What you need to do: Print the listing as it stands, omitting all images.

Material for the task:
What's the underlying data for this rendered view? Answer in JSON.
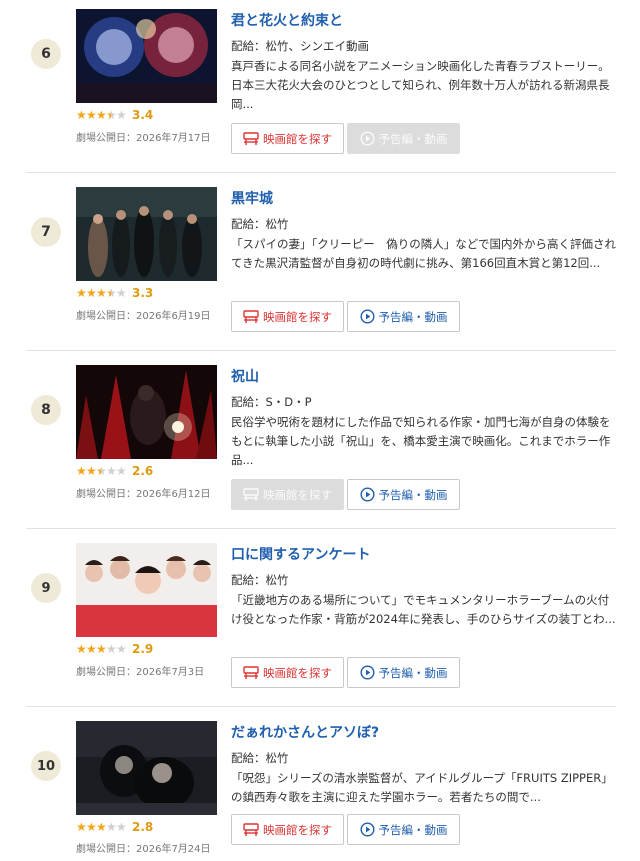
{
  "colors": {
    "title_link": "#1f5fae",
    "theater_button": "#d33333",
    "star_on": "#f2a51a",
    "star_off": "#cfcfcf",
    "rank_badge": "#efead7",
    "disabled_button": "#dcdcdc"
  },
  "icons": {
    "theater": "theater-seat-icon",
    "trailer": "play-circle-icon"
  },
  "movies": [
    {
      "rank": "6",
      "title": "君と花火と約束と",
      "distributor": "配給：松竹、シンエイ動画",
      "description": "真戸香による同名小説をアニメーション映画化した青春ラブストーリー。日本三大花火大会のひとつとして知られ、例年数十万人が訪れる新潟県長岡...",
      "rating": 3.4,
      "rating_text": "3.4",
      "release": "劇場公開日：2026年7月17日",
      "theater_label": "映画館を探す",
      "trailer_label": "予告編・動画",
      "theater_enabled": true,
      "trailer_enabled": false
    },
    {
      "rank": "7",
      "title": "黒牢城",
      "distributor": "配給：松竹",
      "description": "「スパイの妻」「クリーピー　偽りの隣人」などで国内外から高く評価されてきた黒沢清監督が自身初の時代劇に挑み、第166回直木賞と第12回...",
      "rating": 3.3,
      "rating_text": "3.3",
      "release": "劇場公開日：2026年6月19日",
      "theater_label": "映画館を探す",
      "trailer_label": "予告編・動画",
      "theater_enabled": true,
      "trailer_enabled": true
    },
    {
      "rank": "8",
      "title": "祝山",
      "distributor": "配給：S・D・P",
      "description": "民俗学や呪術を題材にした作品で知られる作家・加門七海が自身の体験をもとに執筆した小説「祝山」を、橋本愛主演で映画化。これまでホラー作品...",
      "rating": 2.6,
      "rating_text": "2.6",
      "release": "劇場公開日：2026年6月12日",
      "theater_label": "映画館を探す",
      "trailer_label": "予告編・動画",
      "theater_enabled": false,
      "trailer_enabled": true
    },
    {
      "rank": "9",
      "title": "口に関するアンケート",
      "distributor": "配給：松竹",
      "description": "「近畿地方のある場所について」でモキュメンタリーホラーブームの火付け役となった作家・背筋が2024年に発表し、手のひらサイズの装丁とわ...",
      "rating": 2.9,
      "rating_text": "2.9",
      "release": "劇場公開日：2026年7月3日",
      "theater_label": "映画館を探す",
      "trailer_label": "予告編・動画",
      "theater_enabled": true,
      "trailer_enabled": true
    },
    {
      "rank": "10",
      "title": "だぁれかさんとアソぼ?",
      "distributor": "配給：松竹",
      "description": "「呪怨」シリーズの清水崇監督が、アイドルグループ「FRUITS ZIPPER」の鎮西寿々歌を主演に迎えた学園ホラー。若者たちの間で...",
      "rating": 2.8,
      "rating_text": "2.8",
      "release": "劇場公開日：2026年7月24日",
      "theater_label": "映画館を探す",
      "trailer_label": "予告編・動画",
      "theater_enabled": true,
      "trailer_enabled": true
    }
  ]
}
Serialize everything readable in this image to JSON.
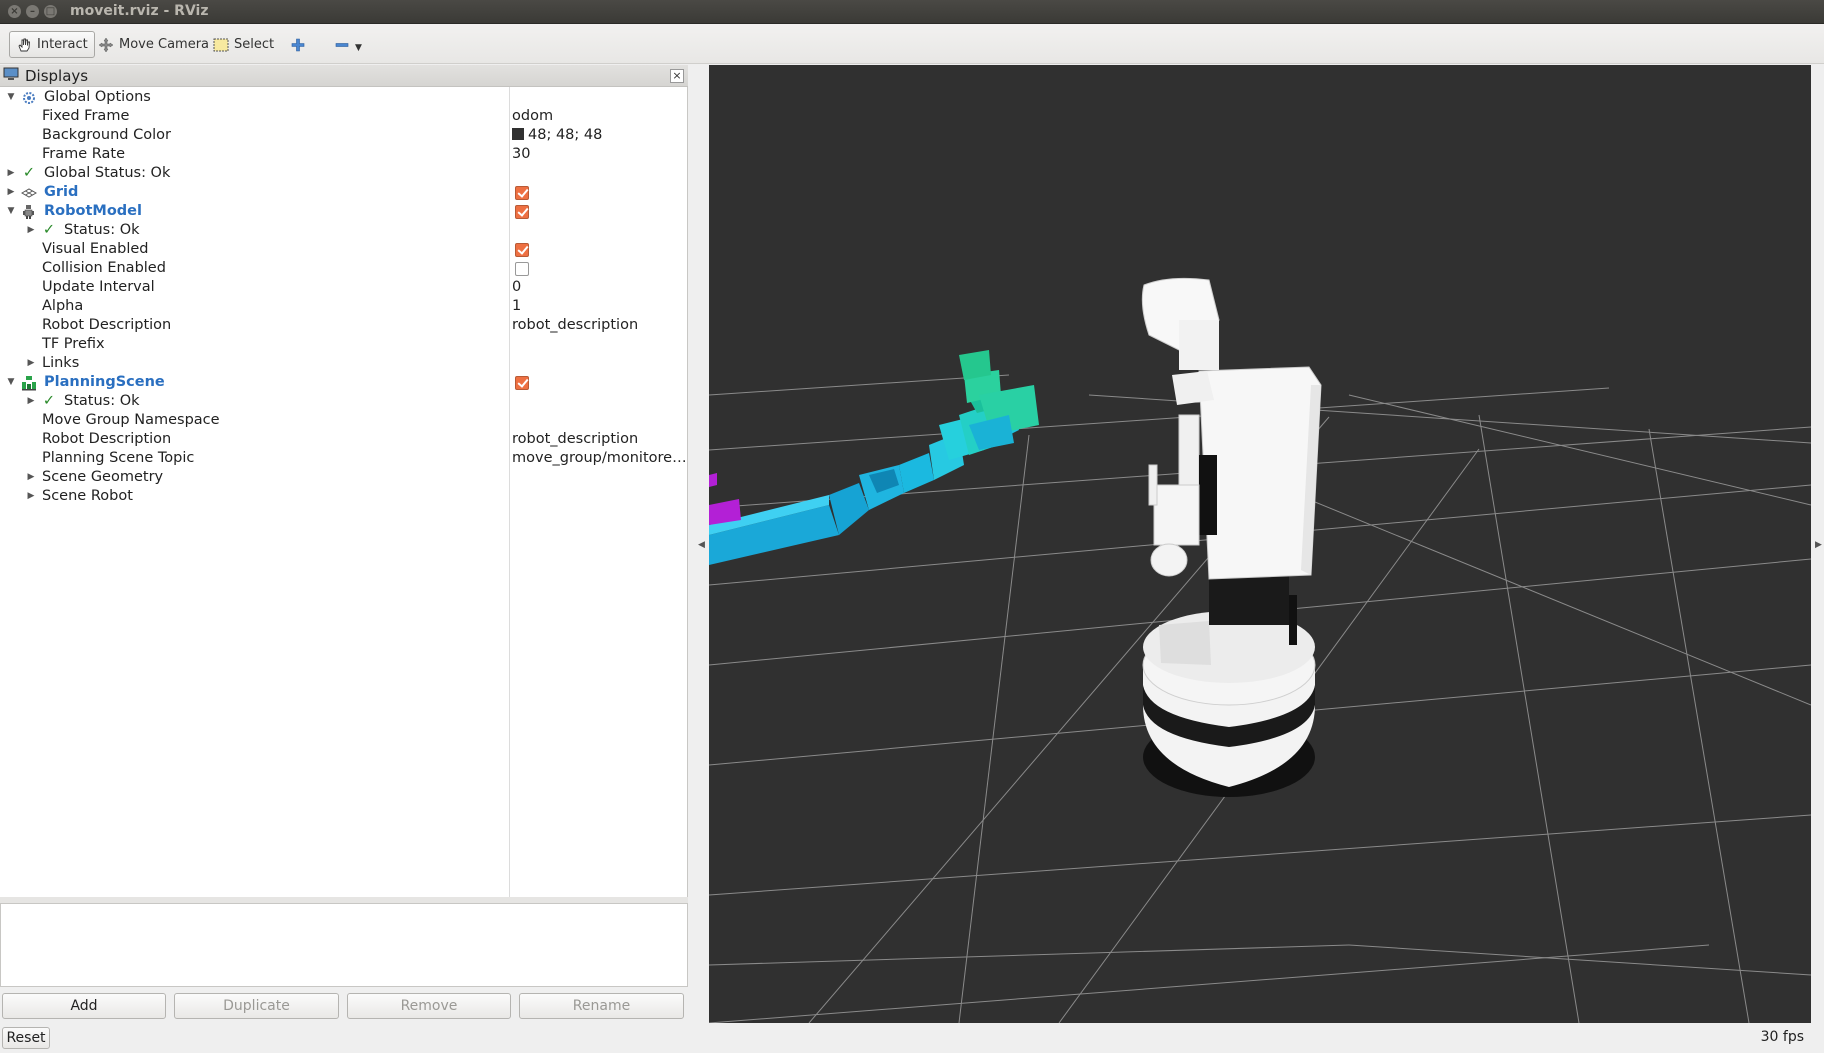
{
  "window": {
    "title": "moveit.rviz - RViz"
  },
  "toolbar": {
    "interact": "Interact",
    "move_camera": "Move Camera",
    "select": "Select"
  },
  "displays": {
    "title": "Displays",
    "rows": [
      {
        "label": "Global Options",
        "value": ""
      },
      {
        "label": "Fixed Frame",
        "value": "odom"
      },
      {
        "label": "Background Color",
        "value": "48; 48; 48"
      },
      {
        "label": "Frame Rate",
        "value": "30"
      },
      {
        "label": "Global Status: Ok",
        "value": ""
      },
      {
        "label": "Grid",
        "value": ""
      },
      {
        "label": "RobotModel",
        "value": ""
      },
      {
        "label": "Status: Ok",
        "value": ""
      },
      {
        "label": "Visual Enabled",
        "value": ""
      },
      {
        "label": "Collision Enabled",
        "value": ""
      },
      {
        "label": "Update Interval",
        "value": "0"
      },
      {
        "label": "Alpha",
        "value": "1"
      },
      {
        "label": "Robot Description",
        "value": "robot_description"
      },
      {
        "label": "TF Prefix",
        "value": ""
      },
      {
        "label": "Links",
        "value": ""
      },
      {
        "label": "PlanningScene",
        "value": ""
      },
      {
        "label": "Status: Ok",
        "value": ""
      },
      {
        "label": "Move Group Namespace",
        "value": ""
      },
      {
        "label": "Robot Description",
        "value": "robot_description"
      },
      {
        "label": "Planning Scene Topic",
        "value": "move_group/monitore…"
      },
      {
        "label": "Scene Geometry",
        "value": ""
      },
      {
        "label": "Scene Robot",
        "value": ""
      }
    ],
    "checks": {
      "grid": true,
      "robot_model": true,
      "visual_enabled": true,
      "collision_enabled": false,
      "planning_scene": true
    }
  },
  "buttons": {
    "add": "Add",
    "duplicate": "Duplicate",
    "remove": "Remove",
    "rename": "Rename"
  },
  "status": {
    "reset": "Reset",
    "fps": "30 fps"
  },
  "colors": {
    "viewport_bg": "#303030",
    "checkbox_on": "#ee7042",
    "display_link": "#2a6fc0"
  }
}
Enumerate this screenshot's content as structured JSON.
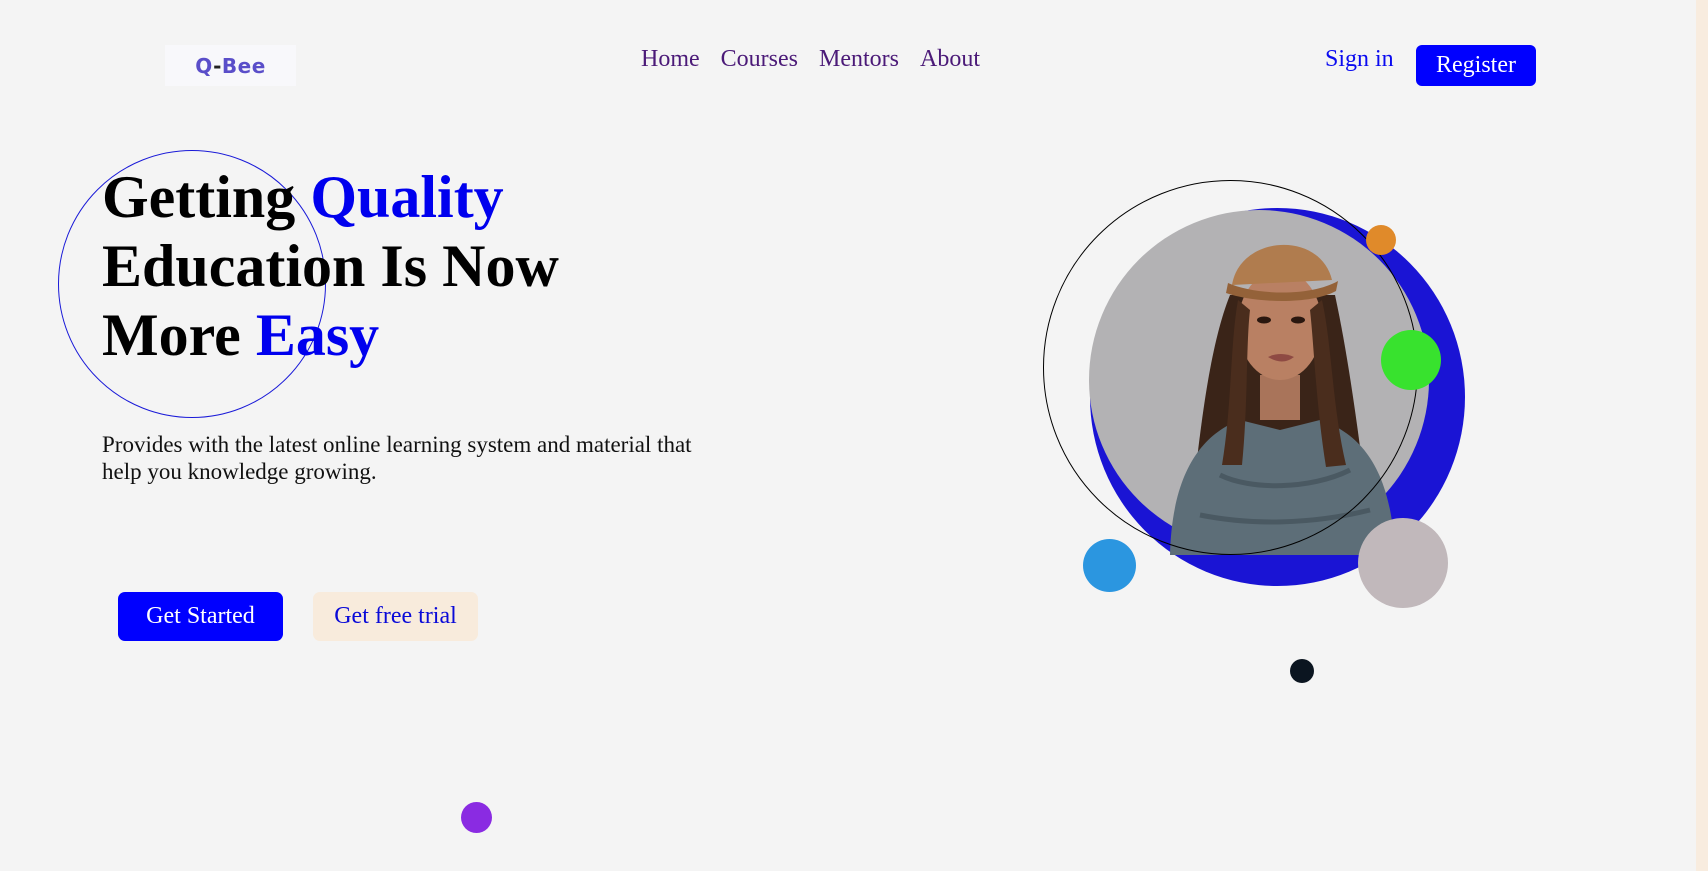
{
  "brand": {
    "logo_prefix": "Q",
    "logo_dash": "-",
    "logo_suffix": "Bee"
  },
  "nav": {
    "items": [
      {
        "label": "Home"
      },
      {
        "label": "Courses"
      },
      {
        "label": "Mentors"
      },
      {
        "label": "About"
      }
    ]
  },
  "auth": {
    "sign_in": "Sign in",
    "register": "Register"
  },
  "hero": {
    "headline_part1": "Getting ",
    "headline_accent1": "Quality",
    "headline_part2": "Education Is Now",
    "headline_part3": "More ",
    "headline_accent2": "Easy",
    "subtext": "Provides with the latest online learning system and material that help you knowledge growing.",
    "primary_cta": "Get Started",
    "secondary_cta": "Get free trial"
  },
  "colors": {
    "accent_blue": "#0000ff",
    "nav_purple": "#4b1a78",
    "trial_bg": "#f8ebdc",
    "disc_blue": "#1a14d4",
    "disc_grey": "#b3b2b4",
    "dot_orange": "#e08a2a",
    "dot_green": "#38e22e",
    "dot_sky": "#2b96e0",
    "dot_taupe": "#c1b8bb",
    "dot_navy": "#0b1520",
    "dot_purple": "#8a2be2"
  }
}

Reply:
What's the underlying data for this rendered view? Answer in JSON.
{
  "colors": {
    "title_link": "#1f5fae",
    "theater_button": "#d33333",
    "star_on": "#f2a51a",
    "star_off": "#cfcfcf",
    "rank_badge": "#efead7",
    "disabled_button": "#dcdcdc"
  },
  "icons": {
    "theater": "theater-seat-icon",
    "trailer": "play-circle-icon"
  },
  "movies": [
    {
      "rank": "6",
      "title": "君と花火と約束と",
      "distributor": "配給：松竹、シンエイ動画",
      "description": "真戸香による同名小説をアニメーション映画化した青春ラブストーリー。日本三大花火大会のひとつとして知られ、例年数十万人が訪れる新潟県長岡...",
      "rating": 3.4,
      "rating_text": "3.4",
      "release": "劇場公開日：2026年7月17日",
      "theater_label": "映画館を探す",
      "trailer_label": "予告編・動画",
      "theater_enabled": true,
      "trailer_enabled": false
    },
    {
      "rank": "7",
      "title": "黒牢城",
      "distributor": "配給：松竹",
      "description": "「スパイの妻」「クリーピー　偽りの隣人」などで国内外から高く評価されてきた黒沢清監督が自身初の時代劇に挑み、第166回直木賞と第12回...",
      "rating": 3.3,
      "rating_text": "3.3",
      "release": "劇場公開日：2026年6月19日",
      "theater_label": "映画館を探す",
      "trailer_label": "予告編・動画",
      "theater_enabled": true,
      "trailer_enabled": true
    },
    {
      "rank": "8",
      "title": "祝山",
      "distributor": "配給：S・D・P",
      "description": "民俗学や呪術を題材にした作品で知られる作家・加門七海が自身の体験をもとに執筆した小説「祝山」を、橋本愛主演で映画化。これまでホラー作品...",
      "rating": 2.6,
      "rating_text": "2.6",
      "release": "劇場公開日：2026年6月12日",
      "theater_label": "映画館を探す",
      "trailer_label": "予告編・動画",
      "theater_enabled": false,
      "trailer_enabled": true
    },
    {
      "rank": "9",
      "title": "口に関するアンケート",
      "distributor": "配給：松竹",
      "description": "「近畿地方のある場所について」でモキュメンタリーホラーブームの火付け役となった作家・背筋が2024年に発表し、手のひらサイズの装丁とわ...",
      "rating": 2.9,
      "rating_text": "2.9",
      "release": "劇場公開日：2026年7月3日",
      "theater_label": "映画館を探す",
      "trailer_label": "予告編・動画",
      "theater_enabled": true,
      "trailer_enabled": true
    },
    {
      "rank": "10",
      "title": "だぁれかさんとアソぼ?",
      "distributor": "配給：松竹",
      "description": "「呪怨」シリーズの清水崇監督が、アイドルグループ「FRUITS ZIPPER」の鎮西寿々歌を主演に迎えた学園ホラー。若者たちの間で...",
      "rating": 2.8,
      "rating_text": "2.8",
      "release": "劇場公開日：2026年7月24日",
      "theater_label": "映画館を探す",
      "trailer_label": "予告編・動画",
      "theater_enabled": true,
      "trailer_enabled": true
    }
  ]
}
Serialize everything readable in this image to JSON.
{
  "window": {
    "title": "moveit.rviz - RViz"
  },
  "toolbar": {
    "interact": "Interact",
    "move_camera": "Move Camera",
    "select": "Select"
  },
  "displays": {
    "title": "Displays",
    "rows": [
      {
        "label": "Global Options",
        "value": ""
      },
      {
        "label": "Fixed Frame",
        "value": "odom"
      },
      {
        "label": "Background Color",
        "value": "48; 48; 48"
      },
      {
        "label": "Frame Rate",
        "value": "30"
      },
      {
        "label": "Global Status: Ok",
        "value": ""
      },
      {
        "label": "Grid",
        "value": ""
      },
      {
        "label": "RobotModel",
        "value": ""
      },
      {
        "label": "Status: Ok",
        "value": ""
      },
      {
        "label": "Visual Enabled",
        "value": ""
      },
      {
        "label": "Collision Enabled",
        "value": ""
      },
      {
        "label": "Update Interval",
        "value": "0"
      },
      {
        "label": "Alpha",
        "value": "1"
      },
      {
        "label": "Robot Description",
        "value": "robot_description"
      },
      {
        "label": "TF Prefix",
        "value": ""
      },
      {
        "label": "Links",
        "value": ""
      },
      {
        "label": "PlanningScene",
        "value": ""
      },
      {
        "label": "Status: Ok",
        "value": ""
      },
      {
        "label": "Move Group Namespace",
        "value": ""
      },
      {
        "label": "Robot Description",
        "value": "robot_description"
      },
      {
        "label": "Planning Scene Topic",
        "value": "move_group/monitore…"
      },
      {
        "label": "Scene Geometry",
        "value": ""
      },
      {
        "label": "Scene Robot",
        "value": ""
      }
    ],
    "checks": {
      "grid": true,
      "robot_model": true,
      "visual_enabled": true,
      "collision_enabled": false,
      "planning_scene": true
    }
  },
  "buttons": {
    "add": "Add",
    "duplicate": "Duplicate",
    "remove": "Remove",
    "rename": "Rename"
  },
  "status": {
    "reset": "Reset",
    "fps": "30 fps"
  },
  "colors": {
    "viewport_bg": "#303030",
    "checkbox_on": "#ee7042",
    "display_link": "#2a6fc0"
  }
}
Enumerate this screenshot's content as structured JSON.
{
  "brand": {
    "logo_prefix": "Q",
    "logo_dash": "-",
    "logo_suffix": "Bee"
  },
  "nav": {
    "items": [
      {
        "label": "Home"
      },
      {
        "label": "Courses"
      },
      {
        "label": "Mentors"
      },
      {
        "label": "About"
      }
    ]
  },
  "auth": {
    "sign_in": "Sign in",
    "register": "Register"
  },
  "hero": {
    "headline_part1": "Getting ",
    "headline_accent1": "Quality",
    "headline_part2": "Education Is Now",
    "headline_part3": "More ",
    "headline_accent2": "Easy",
    "subtext": "Provides with the latest online learning system and material that help you knowledge growing.",
    "primary_cta": "Get Started",
    "secondary_cta": "Get free trial"
  },
  "colors": {
    "accent_blue": "#0000ff",
    "nav_purple": "#4b1a78",
    "trial_bg": "#f8ebdc",
    "disc_blue": "#1a14d4",
    "disc_grey": "#b3b2b4",
    "dot_orange": "#e08a2a",
    "dot_green": "#38e22e",
    "dot_sky": "#2b96e0",
    "dot_taupe": "#c1b8bb",
    "dot_navy": "#0b1520",
    "dot_purple": "#8a2be2"
  }
}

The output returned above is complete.